### Given passage
/institutional/perspectives/sector-views/municipal-bonds-case-for-active-management-munis

Municipal Bonds: The Case for Active Management in Munis

Non-index taxable munis look attractive relative to corporate bonds while providing an increase in credit quality.

February 22, 2023


This Municipal sector report is excerpted from the First Quarter 2023 Fixed-Income Sector Views.

Municipal bonds found firmer footing in the fourth quarter of 2022 compared to earlier in the year. During the fourth quarter, the Bloomberg Municipal Bond Index Total Return Index returned 4.1 percent, trimming full calendar year losses to -8.5 percent, while the Bloomberg Municipal Index Taxable Bonds Total Return Index returned 1.5 percent for the quarter, reducing calendar 2022 losses to -18.1 percent. Taxable municipals underperformed tax exempts in total return during 2022 due to taxables’ longer duration.

Tax exempt mutual funds faced outflows for most of the quarter, but exchange-traded funds saw inflows as buyers took tax losses in mutual funds and reinvested into more liquid index products. Odd lot purchase activity also picked up as retail investors took advantage of all-in yields that were materially higher versus 12 months ago. While demand rose throughout the quarter, supply experienced a significant step down versus the prior year, with fourth quarter new issue volumes down 29 percent (including an astounding 50 percent drop in December—a month that traditionally experiences a year-end rush of underwritten deals). The imbalanced supply and demand relationship led to outperformance in tax exempt municipals despite higher Treasury rates during the quarter.

Municipal credit quality remains strong: 49 states had a budget surplus for the fiscal year ended June 30, 2022, while 33 states are on track for surpluses in fiscal 2023. However, municipalities with revenues more sensitive to markets and the economy, such as capital gains taxes—California, for example—have started missing top-line forecasts, portending a challenging 2023–24 budget season.

We believe tax exempt investors should focus on avoiding bonds with negative convexity, such as 5 percent coupon bonds with very short par call dates. Such structures give issuers the option to call their outstanding bonds if market rates fall, while sticking investors with rate volatility if rates rise—a poor bargain. On the taxable side, while index-eligible bonds are trading through corporates, non-index municipal bonds look attractive relative to corporate bonds while providing an increase in credit quality. Investors appear to be stepping down in liquidity when buying non-index bonds, but the liquidity difference between index- and non-index securities has narrowed in the current low issuance environment.

Steep Dropoff in Tax Exempt Muni Supply During 2022

While demand rose throughout the quarter, supply experienced a significant step down versus the prior year, with fourth quarter new issue volumes down 29 percent (including an astounding 50 percent drop in December—a month that traditionally experiences a year-end rush of underwritten deals).

Steep Dropoff in Tax Exempt Muni Supply During 2022

Source: Guggenheim Investments, Bloomberg. Data as of 12.31.2022.

—By Allen Li and Michael Park

 
Important Notices and Disclosures

This material is distributed or presented for informational or educational purposes only and should not be considered a recommendation of any particular security, strategy or investment product, or as investing advice of any kind. This material is not provided in a fiduciary capacity, may not be relied upon for or in connection with the making of investment decisions, and does not constitute a solicitation of an offer to buy or sell securities. The content contained herein is not intended to be and should not be construed as legal or tax advice and/or a legal opinion. Always consult a financial, tax and/or legal professional regarding your specific situation.

### Stored data
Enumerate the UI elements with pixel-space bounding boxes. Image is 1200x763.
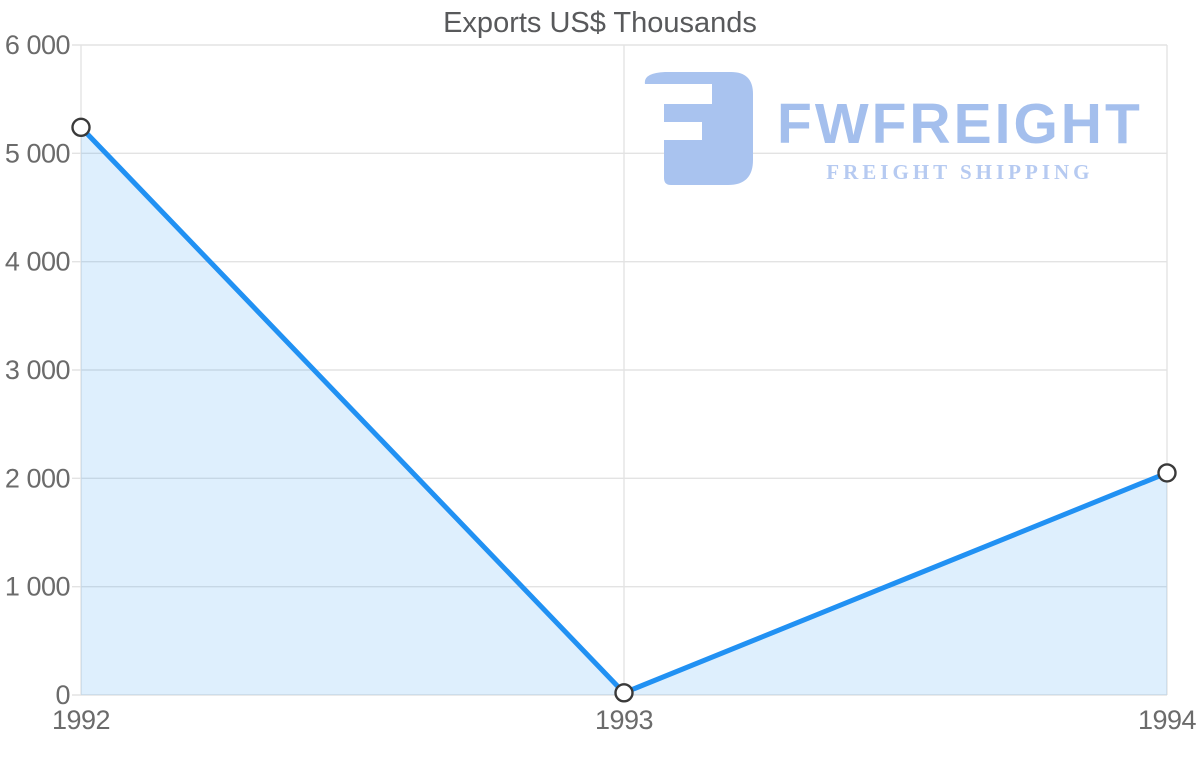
y-axis-label-6000: 6 000 — [5, 30, 70, 60]
x-axis-label-1993: 1993 — [595, 705, 653, 735]
y-axis-label-0: 0 — [55, 680, 70, 710]
y-axis-label-4000: 4 000 — [5, 247, 70, 277]
data-point-1992[interactable] — [71, 117, 91, 138]
y-axis-label-3000: 3 000 — [5, 355, 70, 385]
data-point-1993[interactable] — [614, 683, 634, 703]
chart-title: Exports US$ Thousands — [443, 7, 757, 39]
series-area — [81, 127, 1167, 696]
x-axis-label-1994: 1994 — [1138, 705, 1197, 735]
data-point-1994[interactable] — [1157, 463, 1177, 483]
y-axis-label-2000: 2 000 — [5, 463, 70, 493]
x-axis-label-1992: 1992 — [52, 705, 110, 735]
y-axis-label-5000: 5 000 — [5, 138, 70, 168]
y-axis-label-1000: 1 000 — [5, 572, 70, 602]
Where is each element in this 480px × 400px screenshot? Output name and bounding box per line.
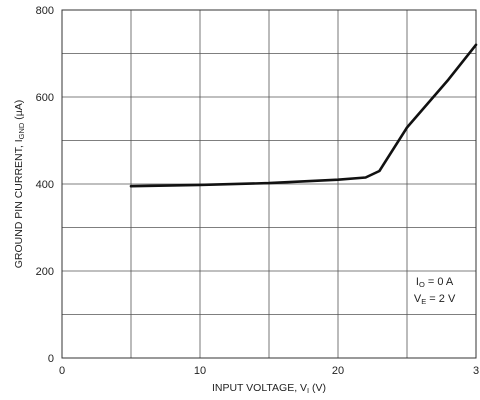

### Task requirements
1. Reproduce the part of the municipal bond report that opens with the words containing "Non-index taxable munis" and closes with "taxables’ longer duration.".
2. Continue the municipal bond report beyond its last sentence.
The records have no connection to the municipal bond report.

### The results
1.
Non-index taxable munis look attractive relative to corporate bonds while providing an increase in credit quality.

February 22, 2023


This Municipal sector report is excerpted from the First Quarter 2023 Fixed-Income Sector Views.

Municipal bonds found firmer footing in the fourth quarter of 2022 compared to earlier in the year. During the fourth quarter, the Bloomberg Municipal Bond Index Total Return Index returned 4.1 percent, trimming full calendar year losses to -8.5 percent, while the Bloomberg Municipal Index Taxable Bonds Total Return Index returned 1.5 percent for the quarter, reducing calendar 2022 losses to -18.1 percent. Taxable municipals underperformed tax exempts in total return during 2022 due to taxables’ longer duration.

2.
This material contains opinions of the authors, but not necessarily those of Guggenheim Partners, LLC or its subsidiaries. The opinions contained herein are subject to change without notice. Forward-looking statements, estimates, and certain information contained herein are based upon proprietary and non-proprietary research and other sources. Information contained herein has been obtained from sources believed to be reliable but are not assured as to accuracy. Past performance is not indicative of future results. There is neither representation nor warranty as to the current accuracy of, nor liability for, decisions based on such information.

Investing involves risk. In general, the value of fixed-income securities fall when interest rates rise. High-yield securities present more liquidity and credit risk than investment grade bonds and may be subject to greater volatility. Asset-backed securities, including mortgage-backed securities, may have structures that make their reaction to interest rates and other factors difficult to predict, making their prices volatile and they are subject to liquidity risk. Investments in floating rate senior secured syndicated bank loans and other floating rate securities involve special types of risks, including credit risk, interest rate risk, liquidity risk and prepayment risk. Municipal bonds may be subject to credit, interest, prepayment, liquidity, and valuation risks. In addition, municipal securities can be affected by unfavorable legislative or political developments and adverse changes in the economic and fiscal conditions of state and municipal issuers or the federal government in case it provides financial support to these issuers.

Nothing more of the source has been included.